Task directions. Extract each line where the string "crests" shows up.

* * * *

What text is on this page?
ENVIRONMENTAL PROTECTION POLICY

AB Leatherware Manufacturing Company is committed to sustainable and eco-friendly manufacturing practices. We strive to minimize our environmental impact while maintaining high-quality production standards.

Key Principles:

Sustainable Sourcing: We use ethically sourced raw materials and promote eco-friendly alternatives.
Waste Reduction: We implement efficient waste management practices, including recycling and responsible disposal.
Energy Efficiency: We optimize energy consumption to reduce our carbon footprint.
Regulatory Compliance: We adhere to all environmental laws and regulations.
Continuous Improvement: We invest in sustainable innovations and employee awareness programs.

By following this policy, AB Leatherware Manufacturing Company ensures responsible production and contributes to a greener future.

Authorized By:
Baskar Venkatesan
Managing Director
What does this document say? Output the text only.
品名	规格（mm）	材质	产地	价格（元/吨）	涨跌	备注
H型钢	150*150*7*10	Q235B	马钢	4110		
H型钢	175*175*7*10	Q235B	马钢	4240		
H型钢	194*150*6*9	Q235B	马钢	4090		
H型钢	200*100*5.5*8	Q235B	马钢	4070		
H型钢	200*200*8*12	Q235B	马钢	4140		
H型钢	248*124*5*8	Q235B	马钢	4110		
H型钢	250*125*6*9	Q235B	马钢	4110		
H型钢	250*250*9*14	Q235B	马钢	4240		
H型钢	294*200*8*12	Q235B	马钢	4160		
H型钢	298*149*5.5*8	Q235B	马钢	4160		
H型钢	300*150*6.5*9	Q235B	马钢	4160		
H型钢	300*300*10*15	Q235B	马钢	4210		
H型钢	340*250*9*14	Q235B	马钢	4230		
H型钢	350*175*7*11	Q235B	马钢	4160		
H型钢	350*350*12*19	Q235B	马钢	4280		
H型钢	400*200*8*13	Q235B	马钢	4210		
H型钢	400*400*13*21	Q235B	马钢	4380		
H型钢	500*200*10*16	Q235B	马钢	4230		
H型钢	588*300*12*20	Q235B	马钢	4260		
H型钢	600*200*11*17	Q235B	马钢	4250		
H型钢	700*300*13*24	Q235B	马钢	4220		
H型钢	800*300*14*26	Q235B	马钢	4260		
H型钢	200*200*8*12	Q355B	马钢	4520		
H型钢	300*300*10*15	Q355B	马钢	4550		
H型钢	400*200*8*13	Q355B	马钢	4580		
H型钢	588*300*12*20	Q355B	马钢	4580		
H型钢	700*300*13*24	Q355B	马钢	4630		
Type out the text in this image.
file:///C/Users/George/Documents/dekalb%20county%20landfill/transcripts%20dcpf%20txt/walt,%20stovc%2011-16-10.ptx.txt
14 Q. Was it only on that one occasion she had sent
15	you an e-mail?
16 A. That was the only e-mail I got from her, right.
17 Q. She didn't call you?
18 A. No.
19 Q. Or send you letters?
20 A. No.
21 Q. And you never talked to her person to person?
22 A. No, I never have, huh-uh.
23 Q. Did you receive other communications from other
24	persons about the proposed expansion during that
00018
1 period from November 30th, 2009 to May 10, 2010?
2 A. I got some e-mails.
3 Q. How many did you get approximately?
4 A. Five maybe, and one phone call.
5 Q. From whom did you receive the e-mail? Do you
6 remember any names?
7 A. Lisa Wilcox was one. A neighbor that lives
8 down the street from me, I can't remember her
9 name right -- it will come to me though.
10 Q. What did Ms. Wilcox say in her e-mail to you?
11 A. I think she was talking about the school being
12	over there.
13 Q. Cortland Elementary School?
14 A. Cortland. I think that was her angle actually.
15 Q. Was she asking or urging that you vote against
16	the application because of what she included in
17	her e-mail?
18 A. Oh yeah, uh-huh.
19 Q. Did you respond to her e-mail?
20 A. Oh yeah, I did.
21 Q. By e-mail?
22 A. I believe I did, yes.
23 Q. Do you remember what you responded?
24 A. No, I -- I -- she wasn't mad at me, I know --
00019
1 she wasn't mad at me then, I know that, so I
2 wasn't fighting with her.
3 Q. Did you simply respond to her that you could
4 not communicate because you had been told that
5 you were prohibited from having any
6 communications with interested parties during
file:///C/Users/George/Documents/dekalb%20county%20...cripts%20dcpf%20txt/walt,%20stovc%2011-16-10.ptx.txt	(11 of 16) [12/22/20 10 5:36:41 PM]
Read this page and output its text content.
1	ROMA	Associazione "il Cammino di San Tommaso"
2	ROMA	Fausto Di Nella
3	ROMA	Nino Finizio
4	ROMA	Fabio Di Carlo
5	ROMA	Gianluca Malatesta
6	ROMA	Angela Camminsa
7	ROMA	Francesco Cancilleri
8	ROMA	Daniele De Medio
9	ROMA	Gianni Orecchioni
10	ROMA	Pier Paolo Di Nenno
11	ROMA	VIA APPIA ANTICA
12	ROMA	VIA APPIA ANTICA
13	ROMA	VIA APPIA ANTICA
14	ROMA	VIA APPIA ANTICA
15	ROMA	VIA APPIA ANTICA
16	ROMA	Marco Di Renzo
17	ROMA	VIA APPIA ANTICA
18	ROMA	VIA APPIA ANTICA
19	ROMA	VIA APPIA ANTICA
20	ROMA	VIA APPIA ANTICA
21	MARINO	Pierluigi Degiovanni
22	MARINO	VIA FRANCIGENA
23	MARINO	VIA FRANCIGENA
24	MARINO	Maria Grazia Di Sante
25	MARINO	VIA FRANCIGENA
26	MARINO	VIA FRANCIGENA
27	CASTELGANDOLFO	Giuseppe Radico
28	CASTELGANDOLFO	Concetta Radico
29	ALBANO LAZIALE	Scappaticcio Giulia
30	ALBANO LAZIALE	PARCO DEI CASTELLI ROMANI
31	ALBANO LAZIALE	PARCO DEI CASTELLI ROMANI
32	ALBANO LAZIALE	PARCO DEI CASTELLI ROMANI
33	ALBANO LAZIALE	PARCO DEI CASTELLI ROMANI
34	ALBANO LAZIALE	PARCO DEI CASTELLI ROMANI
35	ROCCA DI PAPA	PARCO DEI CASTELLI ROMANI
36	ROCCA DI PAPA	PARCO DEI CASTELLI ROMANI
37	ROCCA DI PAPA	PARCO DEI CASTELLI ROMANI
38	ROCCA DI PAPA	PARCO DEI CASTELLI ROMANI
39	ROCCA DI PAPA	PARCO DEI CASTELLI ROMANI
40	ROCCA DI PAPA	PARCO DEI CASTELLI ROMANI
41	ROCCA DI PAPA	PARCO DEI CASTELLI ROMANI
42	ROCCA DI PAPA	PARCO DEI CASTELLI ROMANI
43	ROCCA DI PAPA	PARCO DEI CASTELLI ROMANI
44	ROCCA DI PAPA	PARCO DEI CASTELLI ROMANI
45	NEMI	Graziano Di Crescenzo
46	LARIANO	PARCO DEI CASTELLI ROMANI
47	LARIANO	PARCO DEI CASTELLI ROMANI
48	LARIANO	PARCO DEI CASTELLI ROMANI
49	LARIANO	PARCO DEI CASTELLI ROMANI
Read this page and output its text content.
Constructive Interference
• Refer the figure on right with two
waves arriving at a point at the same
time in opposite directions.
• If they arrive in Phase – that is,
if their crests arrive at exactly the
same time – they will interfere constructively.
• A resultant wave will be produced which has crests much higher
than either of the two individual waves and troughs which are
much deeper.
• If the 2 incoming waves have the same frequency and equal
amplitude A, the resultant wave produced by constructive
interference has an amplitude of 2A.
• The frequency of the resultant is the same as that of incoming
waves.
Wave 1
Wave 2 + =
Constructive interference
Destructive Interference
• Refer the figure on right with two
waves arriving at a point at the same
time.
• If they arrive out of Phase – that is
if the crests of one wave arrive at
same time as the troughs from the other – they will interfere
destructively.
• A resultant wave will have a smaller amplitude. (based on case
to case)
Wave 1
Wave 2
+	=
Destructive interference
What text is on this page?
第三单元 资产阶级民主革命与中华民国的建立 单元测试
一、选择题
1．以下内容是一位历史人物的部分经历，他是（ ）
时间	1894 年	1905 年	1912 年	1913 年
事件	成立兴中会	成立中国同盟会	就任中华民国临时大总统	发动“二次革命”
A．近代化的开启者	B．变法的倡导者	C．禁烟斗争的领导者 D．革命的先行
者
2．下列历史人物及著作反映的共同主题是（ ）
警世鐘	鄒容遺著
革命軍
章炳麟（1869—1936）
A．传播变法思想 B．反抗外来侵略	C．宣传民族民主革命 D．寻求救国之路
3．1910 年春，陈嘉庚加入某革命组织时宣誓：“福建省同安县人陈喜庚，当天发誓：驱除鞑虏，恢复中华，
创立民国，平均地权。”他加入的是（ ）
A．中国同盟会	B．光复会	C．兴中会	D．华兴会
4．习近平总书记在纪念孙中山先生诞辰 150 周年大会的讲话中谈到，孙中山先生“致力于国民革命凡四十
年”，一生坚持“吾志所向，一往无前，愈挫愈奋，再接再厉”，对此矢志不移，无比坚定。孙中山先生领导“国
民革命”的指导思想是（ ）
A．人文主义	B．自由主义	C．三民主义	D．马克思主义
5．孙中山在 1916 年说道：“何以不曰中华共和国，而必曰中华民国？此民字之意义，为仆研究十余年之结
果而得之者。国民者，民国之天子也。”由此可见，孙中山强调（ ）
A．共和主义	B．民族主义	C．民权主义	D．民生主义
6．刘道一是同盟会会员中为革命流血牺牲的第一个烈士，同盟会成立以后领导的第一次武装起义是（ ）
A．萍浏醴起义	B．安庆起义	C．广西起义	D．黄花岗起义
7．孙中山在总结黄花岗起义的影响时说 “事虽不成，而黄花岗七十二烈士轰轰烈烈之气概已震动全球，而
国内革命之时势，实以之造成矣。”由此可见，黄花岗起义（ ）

* * * *

Reply.
if their crests arrive at exactly the
• A resultant wave will be produced which has crests much higher
if the crests of one wave arrive at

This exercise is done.